Written exercise
Transcribe the records that follow. Keep every word exactly, and drop the pictures.

Data
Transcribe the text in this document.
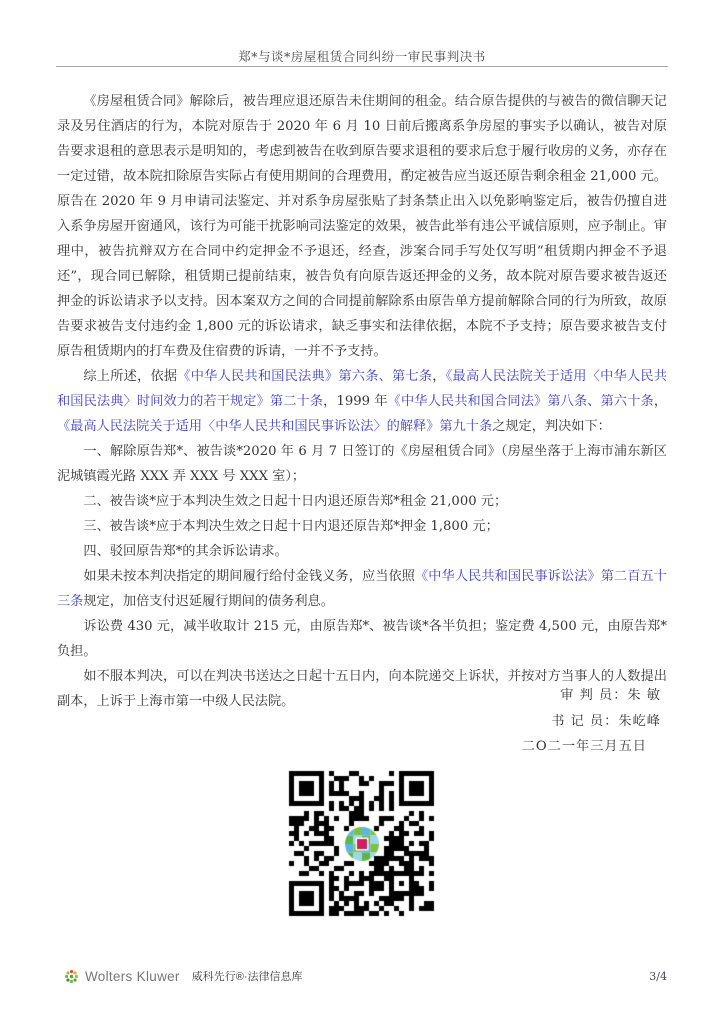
郑*与谈*房屋租赁合同纠纷一审民事判决书

《房屋租赁合同》解除后，被告理应退还原告未住期间的租金。结合原告提供的与被告的微信聊天记录及另住酒店的行为，本院对原告于 2020 年 6 月 10 日前后搬离系争房屋的事实予以确认，被告对原告要求退租的意思表示是明知的，考虑到被告在收到原告要求退租的要求后怠于履行收房的义务，亦存在一定过错，故本院扣除原告实际占有使用期间的合理费用，酌定被告应当返还原告剩余租金 21,000 元。原告在 2020 年 9 月申请司法鉴定、并对系争房屋张贴了封条禁止出入以免影响鉴定后，被告仍擅自进入系争房屋开窗通风，该行为可能干扰影响司法鉴定的效果，被告此举有违公平诚信原则，应予制止。审理中，被告抗辩双方在合同中约定押金不予退还，经查，涉案合同手写处仅写明“租赁期内押金不予退还”，现合同已解除，租赁期已提前结束，被告负有向原告返还押金的义务，故本院对原告要求被告返还押金的诉讼请求予以支持。因本案双方之间的合同提前解除系由原告单方提前解除合同的行为所致，故原告要求被告支付违约金 1,800 元的诉讼请求，缺乏事实和法律依据，本院不予支持；原告要求被告支付原告租赁期内的打车费及住宿费的诉请，一并不予支持。

综上所述，依据《中华人民共和国民法典》第六条、第七条，《最高人民法院关于适用〈中华人民共和国民法典〉时间效力的若干规定》第二十条，1999 年《中华人民共和国合同法》第八条、第六十条，《最高人民法院关于适用〈中华人民共和国民事诉讼法〉的解释》第九十条之规定，判决如下：

一、解除原告郑*、被告谈*2020 年 6 月 7 日签订的《房屋租赁合同》（房屋坐落于上海市浦东新区泥城镇霞光路 XXX 弄 XXX 号 XXX 室）；

二、被告谈*应于本判决生效之日起十日内退还原告郑*租金 21,000 元；

三、被告谈*应于本判决生效之日起十日内退还原告郑*押金 1,800 元；

四、驳回原告郑*的其余诉讼请求。

如果未按本判决指定的期间履行给付金钱义务，应当依照《中华人民共和国民事诉讼法》第二百五十三条规定，加倍支付迟延履行期间的债务利息。

诉讼费 430 元，减半收取计 215 元，由原告郑*、被告谈*各半负担；鉴定费 4,500 元，由原告郑*负担。

如不服本判决，可以在判决书送达之日起十五日内，向本院递交上诉状，并按对方当事人的人数提出副本，上诉于上海市第一中级人民法院。	审 判 员：朱 敏
书 记 员：朱屹峰
二O二一年三月五日
Wolters Kluwer 威科先行®·法律信息库	3/4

Answer to this problem
Transcribe the text in this document.
郑*与谈*房屋租赁合同纠纷一审民事判决书

《房屋租赁合同》解除后，被告理应退还原告未住期间的租金。结合原告提供的与被告的微信聊天记录及另住酒店的行为，本院对原告于 2020 年 6 月 10 日前后搬离系争房屋的事实予以确认，被告对原告要求退租的意思表示是明知的，考虑到被告在收到原告要求退租的要求后怠于履行收房的义务，亦存在一定过错，故本院扣除原告实际占有使用期间的合理费用，酌定被告应当返还原告剩余租金 21,000 元。原告在 2020 年 9 月申请司法鉴定、并对系争房屋张贴了封条禁止出入以免影响鉴定后，被告仍擅自进入系争房屋开窗通风，该行为可能干扰影响司法鉴定的效果，被告此举有违公平诚信原则，应予制止。审理中，被告抗辩双方在合同中约定押金不予退还，经查，涉案合同手写处仅写明“租赁期内押金不予退还”，现合同已解除，租赁期已提前结束，被告负有向原告返还押金的义务，故本院对原告要求被告返还押金的诉讼请求予以支持。因本案双方之间的合同提前解除系由原告单方提前解除合同的行为所致，故原告要求被告支付违约金 1,800 元的诉讼请求，缺乏事实和法律依据，本院不予支持；原告要求被告支付原告租赁期内的打车费及住宿费的诉请，一并不予支持。

综上所述，依据《中华人民共和国民法典》第六条、第七条，《最高人民法院关于适用〈中华人民共和国民法典〉时间效力的若干规定》第二十条，1999 年《中华人民共和国合同法》第八条、第六十条，《最高人民法院关于适用〈中华人民共和国民事诉讼法〉的解释》第九十条之规定，判决如下：

一、解除原告郑*、被告谈*2020 年 6 月 7 日签订的《房屋租赁合同》（房屋坐落于上海市浦东新区泥城镇霞光路 XXX 弄 XXX 号 XXX 室）；

二、被告谈*应于本判决生效之日起十日内退还原告郑*租金 21,000 元；

三、被告谈*应于本判决生效之日起十日内退还原告郑*押金 1,800 元；

四、驳回原告郑*的其余诉讼请求。

如果未按本判决指定的期间履行给付金钱义务，应当依照《中华人民共和国民事诉讼法》第二百五十三条规定，加倍支付迟延履行期间的债务利息。

诉讼费 430 元，减半收取计 215 元，由原告郑*、被告谈*各半负担；鉴定费 4,500 元，由原告郑*负担。

如不服本判决，可以在判决书送达之日起十五日内，向本院递交上诉状，并按对方当事人的人数提出副本，上诉于上海市第一中级人民法院。	审 判 员：朱 敏
书 记 员：朱屹峰
二O二一年三月五日
Wolters Kluwer 威科先行®·法律信息库	3/4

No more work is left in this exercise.